EXERCISE GOAL.
In the records below, can you arrange everything from the line containing "List every element" down to the line containing "- Point: [470, 160, 480, 169]", both included, as a JSON list of strings with one string per line and blank lines omitted?

SUPPLIED MATERIAL.
■ ■ ■ ■ ■

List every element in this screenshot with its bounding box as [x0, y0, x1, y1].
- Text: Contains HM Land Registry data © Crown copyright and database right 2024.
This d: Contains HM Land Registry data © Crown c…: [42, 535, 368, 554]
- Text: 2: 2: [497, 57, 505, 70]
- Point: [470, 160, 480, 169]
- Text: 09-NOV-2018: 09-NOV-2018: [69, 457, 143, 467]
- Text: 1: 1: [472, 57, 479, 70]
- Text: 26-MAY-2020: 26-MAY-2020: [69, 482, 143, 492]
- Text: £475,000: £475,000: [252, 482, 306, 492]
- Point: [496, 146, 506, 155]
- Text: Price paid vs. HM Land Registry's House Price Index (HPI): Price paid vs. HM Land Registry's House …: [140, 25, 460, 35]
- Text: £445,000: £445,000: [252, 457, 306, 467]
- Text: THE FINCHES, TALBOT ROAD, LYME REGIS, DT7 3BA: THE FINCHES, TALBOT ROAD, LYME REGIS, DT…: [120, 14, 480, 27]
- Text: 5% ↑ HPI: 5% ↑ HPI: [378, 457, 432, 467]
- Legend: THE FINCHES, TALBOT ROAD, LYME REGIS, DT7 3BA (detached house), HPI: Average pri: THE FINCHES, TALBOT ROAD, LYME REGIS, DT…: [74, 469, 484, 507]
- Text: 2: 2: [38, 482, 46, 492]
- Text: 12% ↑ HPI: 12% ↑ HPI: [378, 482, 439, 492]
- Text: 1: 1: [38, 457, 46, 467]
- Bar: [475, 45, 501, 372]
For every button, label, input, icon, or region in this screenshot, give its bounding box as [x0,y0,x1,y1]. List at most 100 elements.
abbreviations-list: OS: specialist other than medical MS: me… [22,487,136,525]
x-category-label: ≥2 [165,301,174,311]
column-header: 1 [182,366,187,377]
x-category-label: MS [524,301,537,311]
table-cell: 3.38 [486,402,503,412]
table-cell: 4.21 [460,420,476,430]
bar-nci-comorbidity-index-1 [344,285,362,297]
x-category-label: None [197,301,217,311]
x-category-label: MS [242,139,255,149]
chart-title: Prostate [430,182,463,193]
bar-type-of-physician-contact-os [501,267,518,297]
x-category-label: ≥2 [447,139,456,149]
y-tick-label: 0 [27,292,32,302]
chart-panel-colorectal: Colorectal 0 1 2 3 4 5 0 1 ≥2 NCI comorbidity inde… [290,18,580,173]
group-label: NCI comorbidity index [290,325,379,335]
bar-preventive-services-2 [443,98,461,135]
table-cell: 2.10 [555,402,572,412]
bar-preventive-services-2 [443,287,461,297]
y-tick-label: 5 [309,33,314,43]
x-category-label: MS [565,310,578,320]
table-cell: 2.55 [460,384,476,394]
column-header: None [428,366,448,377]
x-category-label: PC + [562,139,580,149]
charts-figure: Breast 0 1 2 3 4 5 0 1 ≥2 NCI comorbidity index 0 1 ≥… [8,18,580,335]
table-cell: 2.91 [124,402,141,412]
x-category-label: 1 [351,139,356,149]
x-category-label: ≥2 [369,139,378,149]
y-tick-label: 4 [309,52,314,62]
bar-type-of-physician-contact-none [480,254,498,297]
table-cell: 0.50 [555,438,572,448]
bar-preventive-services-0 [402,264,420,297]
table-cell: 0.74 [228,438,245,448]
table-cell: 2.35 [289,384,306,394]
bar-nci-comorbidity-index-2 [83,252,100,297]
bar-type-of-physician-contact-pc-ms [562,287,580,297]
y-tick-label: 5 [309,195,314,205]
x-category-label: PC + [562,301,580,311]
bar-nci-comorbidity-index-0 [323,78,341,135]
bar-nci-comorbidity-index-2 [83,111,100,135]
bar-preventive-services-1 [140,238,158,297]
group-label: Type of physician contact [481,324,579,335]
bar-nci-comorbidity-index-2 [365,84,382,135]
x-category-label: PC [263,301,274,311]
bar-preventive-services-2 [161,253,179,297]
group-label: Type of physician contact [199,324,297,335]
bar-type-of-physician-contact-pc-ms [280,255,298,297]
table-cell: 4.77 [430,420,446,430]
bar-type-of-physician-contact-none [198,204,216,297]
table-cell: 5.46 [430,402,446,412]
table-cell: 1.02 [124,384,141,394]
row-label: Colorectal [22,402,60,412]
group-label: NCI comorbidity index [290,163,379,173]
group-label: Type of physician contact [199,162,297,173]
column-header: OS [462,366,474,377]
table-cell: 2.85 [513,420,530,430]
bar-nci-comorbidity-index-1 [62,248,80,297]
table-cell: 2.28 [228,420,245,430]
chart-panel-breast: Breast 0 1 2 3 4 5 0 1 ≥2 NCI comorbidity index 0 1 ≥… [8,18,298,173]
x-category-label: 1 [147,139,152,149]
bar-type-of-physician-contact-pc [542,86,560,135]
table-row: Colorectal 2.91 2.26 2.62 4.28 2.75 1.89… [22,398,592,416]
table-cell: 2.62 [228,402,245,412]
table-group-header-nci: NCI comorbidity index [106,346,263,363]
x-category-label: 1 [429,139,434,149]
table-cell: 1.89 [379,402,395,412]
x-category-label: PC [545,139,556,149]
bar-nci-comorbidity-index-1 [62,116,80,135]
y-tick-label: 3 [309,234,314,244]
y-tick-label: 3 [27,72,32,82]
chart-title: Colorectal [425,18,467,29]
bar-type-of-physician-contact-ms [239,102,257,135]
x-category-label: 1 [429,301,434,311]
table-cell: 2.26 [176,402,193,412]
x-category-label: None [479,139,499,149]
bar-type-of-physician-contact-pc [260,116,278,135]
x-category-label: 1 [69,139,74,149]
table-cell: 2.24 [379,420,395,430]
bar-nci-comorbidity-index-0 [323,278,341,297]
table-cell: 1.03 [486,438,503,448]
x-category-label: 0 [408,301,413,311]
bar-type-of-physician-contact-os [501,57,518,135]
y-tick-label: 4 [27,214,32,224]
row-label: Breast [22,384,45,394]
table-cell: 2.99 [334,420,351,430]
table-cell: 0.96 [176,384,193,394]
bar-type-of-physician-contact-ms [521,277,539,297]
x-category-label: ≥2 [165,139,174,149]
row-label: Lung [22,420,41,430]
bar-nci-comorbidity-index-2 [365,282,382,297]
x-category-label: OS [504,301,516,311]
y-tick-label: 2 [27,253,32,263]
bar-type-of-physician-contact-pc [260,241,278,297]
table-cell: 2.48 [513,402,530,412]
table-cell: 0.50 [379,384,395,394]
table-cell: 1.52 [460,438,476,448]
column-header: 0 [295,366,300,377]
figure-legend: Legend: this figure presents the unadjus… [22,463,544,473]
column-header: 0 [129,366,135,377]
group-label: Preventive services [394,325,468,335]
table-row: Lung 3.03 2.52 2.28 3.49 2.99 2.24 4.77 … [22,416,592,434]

■ ■ ■ ■ ■

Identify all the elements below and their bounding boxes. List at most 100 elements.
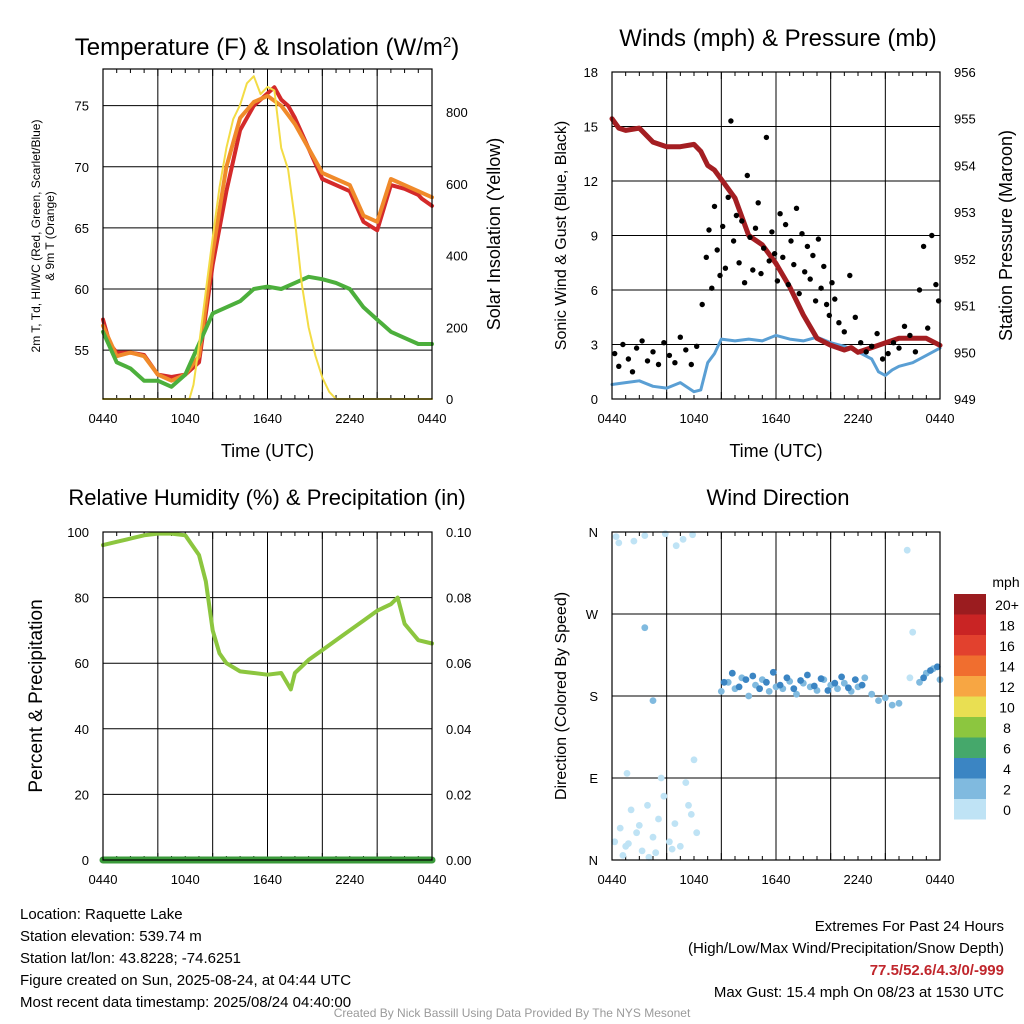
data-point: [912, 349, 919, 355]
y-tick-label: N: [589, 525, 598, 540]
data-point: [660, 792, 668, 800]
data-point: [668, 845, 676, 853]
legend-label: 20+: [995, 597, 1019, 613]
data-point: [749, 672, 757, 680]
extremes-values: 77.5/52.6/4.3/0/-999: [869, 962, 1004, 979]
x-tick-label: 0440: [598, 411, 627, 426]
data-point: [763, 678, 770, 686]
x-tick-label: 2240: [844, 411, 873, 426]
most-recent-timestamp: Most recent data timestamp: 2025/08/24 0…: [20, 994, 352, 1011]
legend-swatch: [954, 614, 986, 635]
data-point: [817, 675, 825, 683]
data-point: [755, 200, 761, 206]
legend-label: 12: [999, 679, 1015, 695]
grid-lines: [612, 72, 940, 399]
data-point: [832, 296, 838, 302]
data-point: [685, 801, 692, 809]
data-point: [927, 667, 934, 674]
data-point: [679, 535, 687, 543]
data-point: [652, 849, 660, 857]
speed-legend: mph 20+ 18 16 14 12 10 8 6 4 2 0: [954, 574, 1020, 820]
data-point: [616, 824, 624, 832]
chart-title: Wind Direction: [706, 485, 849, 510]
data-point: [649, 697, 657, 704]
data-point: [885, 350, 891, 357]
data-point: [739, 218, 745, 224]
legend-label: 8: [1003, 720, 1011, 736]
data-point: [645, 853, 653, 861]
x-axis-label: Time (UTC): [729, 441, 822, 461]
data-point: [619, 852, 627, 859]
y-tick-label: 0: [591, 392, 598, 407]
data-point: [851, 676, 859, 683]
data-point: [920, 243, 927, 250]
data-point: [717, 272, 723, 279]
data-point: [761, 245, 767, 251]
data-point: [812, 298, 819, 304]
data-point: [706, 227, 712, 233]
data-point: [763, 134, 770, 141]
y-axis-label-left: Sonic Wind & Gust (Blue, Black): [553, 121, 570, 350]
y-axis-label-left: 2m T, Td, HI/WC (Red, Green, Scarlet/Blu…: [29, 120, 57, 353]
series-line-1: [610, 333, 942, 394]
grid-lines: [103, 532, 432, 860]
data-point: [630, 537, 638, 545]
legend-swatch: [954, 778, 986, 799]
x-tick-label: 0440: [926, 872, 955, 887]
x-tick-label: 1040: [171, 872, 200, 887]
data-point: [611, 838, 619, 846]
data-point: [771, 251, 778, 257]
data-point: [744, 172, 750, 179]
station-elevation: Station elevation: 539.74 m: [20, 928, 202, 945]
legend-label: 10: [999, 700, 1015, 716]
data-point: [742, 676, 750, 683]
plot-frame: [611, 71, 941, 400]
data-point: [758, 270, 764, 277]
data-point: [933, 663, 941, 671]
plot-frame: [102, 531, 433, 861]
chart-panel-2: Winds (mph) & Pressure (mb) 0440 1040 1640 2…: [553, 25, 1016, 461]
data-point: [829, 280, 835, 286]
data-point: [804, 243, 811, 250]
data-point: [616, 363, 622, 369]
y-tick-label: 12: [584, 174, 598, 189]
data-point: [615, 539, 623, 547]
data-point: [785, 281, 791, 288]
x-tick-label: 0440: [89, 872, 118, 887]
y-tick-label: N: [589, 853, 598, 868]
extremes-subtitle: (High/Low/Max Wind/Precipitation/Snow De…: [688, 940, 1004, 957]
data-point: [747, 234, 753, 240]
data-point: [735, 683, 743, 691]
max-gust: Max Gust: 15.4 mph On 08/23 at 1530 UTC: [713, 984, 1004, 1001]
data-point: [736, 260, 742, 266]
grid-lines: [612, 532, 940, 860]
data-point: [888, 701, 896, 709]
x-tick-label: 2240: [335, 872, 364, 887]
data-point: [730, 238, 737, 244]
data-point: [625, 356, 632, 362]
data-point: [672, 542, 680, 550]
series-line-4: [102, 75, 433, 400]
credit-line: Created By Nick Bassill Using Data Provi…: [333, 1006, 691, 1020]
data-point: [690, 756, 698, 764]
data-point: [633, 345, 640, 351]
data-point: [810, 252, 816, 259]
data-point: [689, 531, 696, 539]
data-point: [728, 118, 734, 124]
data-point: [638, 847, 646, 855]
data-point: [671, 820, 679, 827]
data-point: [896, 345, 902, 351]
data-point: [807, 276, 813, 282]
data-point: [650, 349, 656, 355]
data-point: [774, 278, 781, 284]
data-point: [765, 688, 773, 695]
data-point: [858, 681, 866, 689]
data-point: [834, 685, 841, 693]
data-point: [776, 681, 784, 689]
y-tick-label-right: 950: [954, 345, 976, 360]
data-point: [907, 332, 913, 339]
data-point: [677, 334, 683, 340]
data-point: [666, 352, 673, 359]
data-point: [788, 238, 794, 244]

■ ■ ■ ■ ■

RESPONSE TO THE TASK.
[
  "List every element in this screenshot with its bounding box as [x0, y0, x1, y1].",
  "- Text: Contains HM Land Registry data © Crown copyright and database right 2024.",
  "This d: Contains HM Land Registry data © Crown c…: [42, 535, 368, 554]",
  "- Text: 2: 2: [497, 57, 505, 70]",
  "- Point: [470, 160, 480, 169]"
]